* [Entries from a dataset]
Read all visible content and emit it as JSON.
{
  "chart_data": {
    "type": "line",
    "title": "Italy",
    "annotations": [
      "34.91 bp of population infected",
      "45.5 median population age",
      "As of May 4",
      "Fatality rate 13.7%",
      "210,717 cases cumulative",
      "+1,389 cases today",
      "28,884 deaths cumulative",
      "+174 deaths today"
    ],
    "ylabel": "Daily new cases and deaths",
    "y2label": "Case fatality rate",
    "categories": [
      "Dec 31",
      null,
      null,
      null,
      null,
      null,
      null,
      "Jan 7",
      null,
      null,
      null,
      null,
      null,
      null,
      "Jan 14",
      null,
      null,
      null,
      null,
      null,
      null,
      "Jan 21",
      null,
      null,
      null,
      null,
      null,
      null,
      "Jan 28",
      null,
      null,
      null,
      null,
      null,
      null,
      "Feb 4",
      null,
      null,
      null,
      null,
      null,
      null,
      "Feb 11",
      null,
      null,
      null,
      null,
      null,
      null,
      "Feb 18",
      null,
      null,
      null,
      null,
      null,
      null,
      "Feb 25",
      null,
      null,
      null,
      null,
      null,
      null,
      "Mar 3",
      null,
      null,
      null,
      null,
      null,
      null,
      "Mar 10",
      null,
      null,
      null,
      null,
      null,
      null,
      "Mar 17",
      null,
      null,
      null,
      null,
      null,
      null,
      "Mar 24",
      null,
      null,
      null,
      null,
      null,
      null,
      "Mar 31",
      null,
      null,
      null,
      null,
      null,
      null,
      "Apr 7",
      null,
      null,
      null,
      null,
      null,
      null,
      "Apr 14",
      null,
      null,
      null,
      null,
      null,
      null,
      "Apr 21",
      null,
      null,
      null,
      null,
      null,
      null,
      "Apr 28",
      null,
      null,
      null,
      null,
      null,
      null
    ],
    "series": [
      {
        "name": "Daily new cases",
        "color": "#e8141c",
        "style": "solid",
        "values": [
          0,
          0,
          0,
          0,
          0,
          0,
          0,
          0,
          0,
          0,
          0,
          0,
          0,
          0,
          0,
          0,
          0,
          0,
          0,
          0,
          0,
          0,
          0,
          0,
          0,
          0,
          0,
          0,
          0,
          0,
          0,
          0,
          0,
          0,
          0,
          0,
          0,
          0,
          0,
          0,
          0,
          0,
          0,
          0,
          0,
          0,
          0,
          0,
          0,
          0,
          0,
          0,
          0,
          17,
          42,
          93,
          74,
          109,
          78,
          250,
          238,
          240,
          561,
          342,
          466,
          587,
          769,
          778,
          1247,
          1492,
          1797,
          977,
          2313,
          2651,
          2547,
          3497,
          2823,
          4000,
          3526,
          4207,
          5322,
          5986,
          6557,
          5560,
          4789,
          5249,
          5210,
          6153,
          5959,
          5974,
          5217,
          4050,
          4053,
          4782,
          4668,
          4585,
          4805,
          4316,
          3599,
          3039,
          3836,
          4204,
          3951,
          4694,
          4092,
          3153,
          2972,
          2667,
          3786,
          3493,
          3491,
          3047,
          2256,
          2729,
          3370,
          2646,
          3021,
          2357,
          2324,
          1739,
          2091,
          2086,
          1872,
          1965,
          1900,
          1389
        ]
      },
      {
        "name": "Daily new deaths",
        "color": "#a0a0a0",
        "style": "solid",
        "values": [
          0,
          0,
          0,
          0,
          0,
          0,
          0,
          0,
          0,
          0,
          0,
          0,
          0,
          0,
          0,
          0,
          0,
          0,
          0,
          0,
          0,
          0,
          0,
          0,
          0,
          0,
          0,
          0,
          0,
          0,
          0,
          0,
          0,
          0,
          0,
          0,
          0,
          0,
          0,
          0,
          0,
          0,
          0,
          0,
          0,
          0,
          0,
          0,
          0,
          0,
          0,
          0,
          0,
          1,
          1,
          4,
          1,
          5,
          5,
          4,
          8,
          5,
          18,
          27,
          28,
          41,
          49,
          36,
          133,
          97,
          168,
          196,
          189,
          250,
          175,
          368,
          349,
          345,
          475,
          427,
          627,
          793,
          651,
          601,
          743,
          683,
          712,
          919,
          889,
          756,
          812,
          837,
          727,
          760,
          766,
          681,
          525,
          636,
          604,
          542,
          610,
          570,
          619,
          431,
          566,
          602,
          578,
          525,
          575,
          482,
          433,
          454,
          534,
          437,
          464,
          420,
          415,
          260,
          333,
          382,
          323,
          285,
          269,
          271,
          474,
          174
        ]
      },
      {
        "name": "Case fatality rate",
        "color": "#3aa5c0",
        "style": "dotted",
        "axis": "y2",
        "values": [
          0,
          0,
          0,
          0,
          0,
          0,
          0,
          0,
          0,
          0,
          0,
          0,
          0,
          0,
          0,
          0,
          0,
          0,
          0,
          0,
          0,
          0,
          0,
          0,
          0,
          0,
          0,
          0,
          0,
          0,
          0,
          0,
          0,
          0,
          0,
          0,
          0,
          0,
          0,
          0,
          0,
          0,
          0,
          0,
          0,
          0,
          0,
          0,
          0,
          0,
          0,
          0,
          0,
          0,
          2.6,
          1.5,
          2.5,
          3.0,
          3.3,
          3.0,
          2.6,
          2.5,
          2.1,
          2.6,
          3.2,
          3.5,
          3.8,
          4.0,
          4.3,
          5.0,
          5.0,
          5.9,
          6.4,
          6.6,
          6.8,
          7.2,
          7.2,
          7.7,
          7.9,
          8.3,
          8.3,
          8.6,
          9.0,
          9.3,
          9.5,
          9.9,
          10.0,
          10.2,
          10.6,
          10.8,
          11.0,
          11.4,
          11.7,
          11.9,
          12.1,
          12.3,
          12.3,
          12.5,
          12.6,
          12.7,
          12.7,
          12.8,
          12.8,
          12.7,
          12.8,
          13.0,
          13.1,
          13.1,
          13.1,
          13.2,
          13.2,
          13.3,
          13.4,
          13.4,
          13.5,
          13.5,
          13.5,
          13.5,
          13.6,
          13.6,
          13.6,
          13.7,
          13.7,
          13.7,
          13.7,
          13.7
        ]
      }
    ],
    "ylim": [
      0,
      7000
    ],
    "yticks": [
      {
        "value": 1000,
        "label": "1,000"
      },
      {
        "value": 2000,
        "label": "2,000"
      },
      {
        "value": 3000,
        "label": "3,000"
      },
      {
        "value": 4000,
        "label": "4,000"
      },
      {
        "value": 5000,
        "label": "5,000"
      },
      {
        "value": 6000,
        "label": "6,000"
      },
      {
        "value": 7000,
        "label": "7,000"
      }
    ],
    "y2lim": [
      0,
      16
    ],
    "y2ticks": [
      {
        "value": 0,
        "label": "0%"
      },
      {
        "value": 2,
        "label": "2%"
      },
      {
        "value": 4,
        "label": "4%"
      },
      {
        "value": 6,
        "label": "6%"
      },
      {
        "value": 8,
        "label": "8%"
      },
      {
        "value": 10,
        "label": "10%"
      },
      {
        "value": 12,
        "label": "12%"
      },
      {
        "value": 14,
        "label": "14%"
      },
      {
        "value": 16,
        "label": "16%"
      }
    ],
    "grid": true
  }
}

* [Task requirements] Reproduce the full listing exactly.

* [Reply to the exercise]
Read all visible content and emit it as JSON.
{
  "chart_data": {
    "type": "line",
    "title": "Italy",
    "annotations": [
      "34.91 bp of population infected",
      "45.5 median population age",
      "As of May 4",
      "Fatality rate 13.7%",
      "210,717 cases cumulative",
      "+1,389 cases today",
      "28,884 deaths cumulative",
      "+174 deaths today"
    ],
    "ylabel": "Daily new cases and deaths",
    "y2label": "Case fatality rate",
    "categories": [
      "Dec 31",
      null,
      null,
      null,
      null,
      null,
      null,
      "Jan 7",
      null,
      null,
      null,
      null,
      null,
      null,
      "Jan 14",
      null,
      null,
      null,
      null,
      null,
      null,
      "Jan 21",
      null,
      null,
      null,
      null,
      null,
      null,
      "Jan 28",
      null,
      null,
      null,
      null,
      null,
      null,
      "Feb 4",
      null,
      null,
      null,
      null,
      null,
      null,
      "Feb 11",
      null,
      null,
      null,
      null,
      null,
      null,
      "Feb 18",
      null,
      null,
      null,
      null,
      null,
      null,
      "Feb 25",
      null,
      null,
      null,
      null,
      null,
      null,
      "Mar 3",
      null,
      null,
      null,
      null,
      null,
      null,
      "Mar 10",
      null,
      null,
      null,
      null,
      null,
      null,
      "Mar 17",
      null,
      null,
      null,
      null,
      null,
      null,
      "Mar 24",
      null,
      null,
      null,
      null,
      null,
      null,
      "Mar 31",
      null,
      null,
      null,
      null,
      null,
      null,
      "Apr 7",
      null,
      null,
      null,
      null,
      null,
      null,
      "Apr 14",
      null,
      null,
      null,
      null,
      null,
      null,
      "Apr 21",
      null,
      null,
      null,
      null,
      null,
      null,
      "Apr 28",
      null,
      null,
      null,
      null,
      null,
      null
    ],
    "series": [
      {
        "name": "Daily new cases",
        "color": "#e8141c",
        "style": "solid",
        "values": [
          0,
          0,
          0,
          0,
          0,
          0,
          0,
          0,
          0,
          0,
          0,
          0,
          0,
          0,
          0,
          0,
          0,
          0,
          0,
          0,
          0,
          0,
          0,
          0,
          0,
          0,
          0,
          0,
          0,
          0,
          0,
          0,
          0,
          0,
          0,
          0,
          0,
          0,
          0,
          0,
          0,
          0,
          0,
          0,
          0,
          0,
          0,
          0,
          0,
          0,
          0,
          0,
          0,
          17,
          42,
          93,
          74,
          109,
          78,
          250,
          238,
          240,
          561,
          342,
          466,
          587,
          769,
          778,
          1247,
          1492,
          1797,
          977,
          2313,
          2651,
          2547,
          3497,
          2823,
          4000,
          3526,
          4207,
          5322,
          5986,
          6557,
          5560,
          4789,
          5249,
          5210,
          6153,
          5959,
          5974,
          5217,
          4050,
          4053,
          4782,
          4668,
          4585,
          4805,
          4316,
          3599,
          3039,
          3836,
          4204,
          3951,
          4694,
          4092,
          3153,
          2972,
          2667,
          3786,
          3493,
          3491,
          3047,
          2256,
          2729,
          3370,
          2646,
          3021,
          2357,
          2324,
          1739,
          2091,
          2086,
          1872,
          1965,
          1900,
          1389
        ]
      },
      {
        "name": "Daily new deaths",
        "color": "#a0a0a0",
        "style": "solid",
        "values": [
          0,
          0,
          0,
          0,
          0,
          0,
          0,
          0,
          0,
          0,
          0,
          0,
          0,
          0,
          0,
          0,
          0,
          0,
          0,
          0,
          0,
          0,
          0,
          0,
          0,
          0,
          0,
          0,
          0,
          0,
          0,
          0,
          0,
          0,
          0,
          0,
          0,
          0,
          0,
          0,
          0,
          0,
          0,
          0,
          0,
          0,
          0,
          0,
          0,
          0,
          0,
          0,
          0,
          1,
          1,
          4,
          1,
          5,
          5,
          4,
          8,
          5,
          18,
          27,
          28,
          41,
          49,
          36,
          133,
          97,
          168,
          196,
          189,
          250,
          175,
          368,
          349,
          345,
          475,
          427,
          627,
          793,
          651,
          601,
          743,
          683,
          712,
          919,
          889,
          756,
          812,
          837,
          727,
          760,
          766,
          681,
          525,
          636,
          604,
          542,
          610,
          570,
          619,
          431,
          566,
          602,
          578,
          525,
          575,
          482,
          433,
          454,
          534,
          437,
          464,
          420,
          415,
          260,
          333,
          382,
          323,
          285,
          269,
          271,
          474,
          174
        ]
      },
      {
        "name": "Case fatality rate",
        "color": "#3aa5c0",
        "style": "dotted",
        "axis": "y2",
        "values": [
          0,
          0,
          0,
          0,
          0,
          0,
          0,
          0,
          0,
          0,
          0,
          0,
          0,
          0,
          0,
          0,
          0,
          0,
          0,
          0,
          0,
          0,
          0,
          0,
          0,
          0,
          0,
          0,
          0,
          0,
          0,
          0,
          0,
          0,
          0,
          0,
          0,
          0,
          0,
          0,
          0,
          0,
          0,
          0,
          0,
          0,
          0,
          0,
          0,
          0,
          0,
          0,
          0,
          0,
          2.6,
          1.5,
          2.5,
          3.0,
          3.3,
          3.0,
          2.6,
          2.5,
          2.1,
          2.6,
          3.2,
          3.5,
          3.8,
          4.0,
          4.3,
          5.0,
          5.0,
          5.9,
          6.4,
          6.6,
          6.8,
          7.2,
          7.2,
          7.7,
          7.9,
          8.3,
          8.3,
          8.6,
          9.0,
          9.3,
          9.5,
          9.9,
          10.0,
          10.2,
          10.6,
          10.8,
          11.0,
          11.4,
          11.7,
          11.9,
          12.1,
          12.3,
          12.3,
          12.5,
          12.6,
          12.7,
          12.7,
          12.8,
          12.8,
          12.7,
          12.8,
          13.0,
          13.1,
          13.1,
          13.1,
          13.2,
          13.2,
          13.3,
          13.4,
          13.4,
          13.5,
          13.5,
          13.5,
          13.5,
          13.6,
          13.6,
          13.6,
          13.7,
          13.7,
          13.7,
          13.7,
          13.7
        ]
      }
    ],
    "ylim": [
      0,
      7000
    ],
    "yticks": [
      {
        "value": 1000,
        "label": "1,000"
      },
      {
        "value": 2000,
        "label": "2,000"
      },
      {
        "value": 3000,
        "label": "3,000"
      },
      {
        "value": 4000,
        "label": "4,000"
      },
      {
        "value": 5000,
        "label": "5,000"
      },
      {
        "value": 6000,
        "label": "6,000"
      },
      {
        "value": 7000,
        "label": "7,000"
      }
    ],
    "y2lim": [
      0,
      16
    ],
    "y2ticks": [
      {
        "value": 0,
        "label": "0%"
      },
      {
        "value": 2,
        "label": "2%"
      },
      {
        "value": 4,
        "label": "4%"
      },
      {
        "value": 6,
        "label": "6%"
      },
      {
        "value": 8,
        "label": "8%"
      },
      {
        "value": 10,
        "label": "10%"
      },
      {
        "value": 12,
        "label": "12%"
      },
      {
        "value": 14,
        "label": "14%"
      },
      {
        "value": 16,
        "label": "16%"
      }
    ],
    "grid": true
  }
}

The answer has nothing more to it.